▶ [TASK OBJECTIVE] How many lines in the entries below contain "Franklin"? Answer with the number only.

___ RECORDS TO USE ___

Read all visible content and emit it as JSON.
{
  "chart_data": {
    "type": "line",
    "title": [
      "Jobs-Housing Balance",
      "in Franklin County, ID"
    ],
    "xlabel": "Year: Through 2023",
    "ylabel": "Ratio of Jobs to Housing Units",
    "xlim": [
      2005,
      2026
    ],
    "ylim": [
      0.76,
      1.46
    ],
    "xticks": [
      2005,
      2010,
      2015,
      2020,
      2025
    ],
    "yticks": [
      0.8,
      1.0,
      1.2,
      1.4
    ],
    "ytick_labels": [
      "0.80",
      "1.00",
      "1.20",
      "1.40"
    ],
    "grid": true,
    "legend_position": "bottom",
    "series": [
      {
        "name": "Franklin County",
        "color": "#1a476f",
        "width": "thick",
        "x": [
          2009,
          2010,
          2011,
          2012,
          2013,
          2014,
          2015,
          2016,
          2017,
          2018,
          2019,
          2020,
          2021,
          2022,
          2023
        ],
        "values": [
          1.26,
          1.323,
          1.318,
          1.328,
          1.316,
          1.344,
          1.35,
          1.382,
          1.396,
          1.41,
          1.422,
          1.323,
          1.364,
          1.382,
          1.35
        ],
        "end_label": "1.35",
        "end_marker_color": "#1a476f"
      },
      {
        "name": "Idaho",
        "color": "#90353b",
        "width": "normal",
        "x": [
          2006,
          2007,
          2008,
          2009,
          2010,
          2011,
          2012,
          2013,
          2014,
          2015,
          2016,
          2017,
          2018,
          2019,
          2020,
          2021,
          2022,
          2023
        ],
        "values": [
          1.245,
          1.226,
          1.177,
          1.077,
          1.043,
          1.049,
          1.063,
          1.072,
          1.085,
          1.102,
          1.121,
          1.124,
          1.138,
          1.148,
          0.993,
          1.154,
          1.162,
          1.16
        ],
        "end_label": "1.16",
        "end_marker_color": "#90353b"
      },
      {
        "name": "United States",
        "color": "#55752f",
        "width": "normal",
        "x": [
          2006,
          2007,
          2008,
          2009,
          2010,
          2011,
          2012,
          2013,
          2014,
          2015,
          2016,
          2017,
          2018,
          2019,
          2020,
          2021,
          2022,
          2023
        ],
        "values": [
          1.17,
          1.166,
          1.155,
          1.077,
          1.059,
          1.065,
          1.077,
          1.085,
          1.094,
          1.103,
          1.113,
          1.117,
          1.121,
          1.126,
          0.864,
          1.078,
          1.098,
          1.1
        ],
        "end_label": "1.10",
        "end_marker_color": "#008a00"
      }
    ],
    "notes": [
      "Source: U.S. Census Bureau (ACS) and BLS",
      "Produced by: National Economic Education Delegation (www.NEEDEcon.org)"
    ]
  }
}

___

▶ [RESPONSE TO THE TASK] 2